Written instruction: Each record is to be printed again precisely as it reads.

┌─ Material for this exercise

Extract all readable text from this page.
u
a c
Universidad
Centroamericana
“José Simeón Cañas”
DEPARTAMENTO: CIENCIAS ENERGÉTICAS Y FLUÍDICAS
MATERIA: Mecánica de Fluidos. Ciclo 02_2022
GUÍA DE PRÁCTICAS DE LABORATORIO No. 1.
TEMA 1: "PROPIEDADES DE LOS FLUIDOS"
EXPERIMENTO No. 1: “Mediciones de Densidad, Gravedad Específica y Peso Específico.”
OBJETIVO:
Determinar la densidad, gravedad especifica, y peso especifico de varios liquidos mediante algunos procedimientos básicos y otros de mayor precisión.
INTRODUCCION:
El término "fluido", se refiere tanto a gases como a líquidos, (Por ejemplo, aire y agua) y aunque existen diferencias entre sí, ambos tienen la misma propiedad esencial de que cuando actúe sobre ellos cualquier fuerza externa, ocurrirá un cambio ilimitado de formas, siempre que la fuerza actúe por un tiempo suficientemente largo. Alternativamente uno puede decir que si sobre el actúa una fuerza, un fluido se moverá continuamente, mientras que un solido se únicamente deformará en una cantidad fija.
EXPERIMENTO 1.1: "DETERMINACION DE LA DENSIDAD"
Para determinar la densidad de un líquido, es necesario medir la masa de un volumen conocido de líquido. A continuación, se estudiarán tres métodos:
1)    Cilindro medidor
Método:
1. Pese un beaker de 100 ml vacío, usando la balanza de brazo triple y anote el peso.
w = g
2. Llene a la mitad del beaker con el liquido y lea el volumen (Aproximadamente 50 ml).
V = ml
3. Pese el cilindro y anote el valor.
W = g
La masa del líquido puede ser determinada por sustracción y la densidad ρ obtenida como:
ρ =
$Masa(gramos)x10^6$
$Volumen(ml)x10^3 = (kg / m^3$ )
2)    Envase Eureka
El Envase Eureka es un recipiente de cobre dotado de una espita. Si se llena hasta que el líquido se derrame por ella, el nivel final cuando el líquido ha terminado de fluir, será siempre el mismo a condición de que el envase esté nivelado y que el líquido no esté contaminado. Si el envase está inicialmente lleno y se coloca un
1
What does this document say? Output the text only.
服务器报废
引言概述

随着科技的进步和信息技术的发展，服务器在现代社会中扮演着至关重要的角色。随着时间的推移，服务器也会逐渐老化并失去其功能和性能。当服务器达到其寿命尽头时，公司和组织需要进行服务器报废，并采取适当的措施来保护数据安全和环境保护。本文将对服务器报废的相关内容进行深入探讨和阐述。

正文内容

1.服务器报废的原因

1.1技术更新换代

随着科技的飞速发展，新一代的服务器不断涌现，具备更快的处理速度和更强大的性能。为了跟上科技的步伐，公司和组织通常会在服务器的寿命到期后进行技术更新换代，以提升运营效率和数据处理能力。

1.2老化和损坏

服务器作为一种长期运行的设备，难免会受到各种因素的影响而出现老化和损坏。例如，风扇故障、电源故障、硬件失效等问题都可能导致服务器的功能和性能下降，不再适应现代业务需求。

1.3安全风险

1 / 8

└─

Completed exercise:
Extract all readable text from this page.
u
a c
Universidad
Centroamericana
“José Simeón Cañas”
DEPARTAMENTO: CIENCIAS ENERGÉTICAS Y FLUÍDICAS
MATERIA: Mecánica de Fluidos. Ciclo 02_2022
GUÍA DE PRÁCTICAS DE LABORATORIO No. 1.
TEMA 1: "PROPIEDADES DE LOS FLUIDOS"
EXPERIMENTO No. 1: “Mediciones de Densidad, Gravedad Específica y Peso Específico.”
OBJETIVO:
Determinar la densidad, gravedad especifica, y peso especifico de varios liquidos mediante algunos procedimientos básicos y otros de mayor precisión.
INTRODUCCION:
El término "fluido", se refiere tanto a gases como a líquidos, (Por ejemplo, aire y agua) y aunque existen diferencias entre sí, ambos tienen la misma propiedad esencial de que cuando actúe sobre ellos cualquier fuerza externa, ocurrirá un cambio ilimitado de formas, siempre que la fuerza actúe por un tiempo suficientemente largo. Alternativamente uno puede decir que si sobre el actúa una fuerza, un fluido se moverá continuamente, mientras que un solido se únicamente deformará en una cantidad fija.
EXPERIMENTO 1.1: "DETERMINACION DE LA DENSIDAD"
Para determinar la densidad de un líquido, es necesario medir la masa de un volumen conocido de líquido. A continuación, se estudiarán tres métodos:
1)    Cilindro medidor
Método:
1. Pese un beaker de 100 ml vacío, usando la balanza de brazo triple y anote el peso.
w = g
2. Llene a la mitad del beaker con el liquido y lea el volumen (Aproximadamente 50 ml).
V = ml
3. Pese el cilindro y anote el valor.
W = g
La masa del líquido puede ser determinada por sustracción y la densidad ρ obtenida como:
ρ =
$Masa(gramos)x10^6$
$Volumen(ml)x10^3 = (kg / m^3$ )
2)    Envase Eureka
El Envase Eureka es un recipiente de cobre dotado de una espita. Si se llena hasta que el líquido se derrame por ella, el nivel final cuando el líquido ha terminado de fluir, será siempre el mismo a condición de que el envase esté nivelado y que el líquido no esté contaminado. Si el envase está inicialmente lleno y se coloca un
1
What does this document say? Output the text only.
服务器报废
引言概述

随着科技的进步和信息技术的发展，服务器在现代社会中扮演着至关重要的角色。随着时间的推移，服务器也会逐渐老化并失去其功能和性能。当服务器达到其寿命尽头时，公司和组织需要进行服务器报废，并采取适当的措施来保护数据安全和环境保护。本文将对服务器报废的相关内容进行深入探讨和阐述。

正文内容

1.服务器报废的原因

1.1技术更新换代

随着科技的飞速发展，新一代的服务器不断涌现，具备更快的处理速度和更强大的性能。为了跟上科技的步伐，公司和组织通常会在服务器的寿命到期后进行技术更新换代，以提升运营效率和数据处理能力。

1.2老化和损坏

服务器作为一种长期运行的设备，难免会受到各种因素的影响而出现老化和损坏。例如，风扇故障、电源故障、硬件失效等问题都可能导致服务器的功能和性能下降，不再适应现代业务需求。

1.3安全风险

1 / 8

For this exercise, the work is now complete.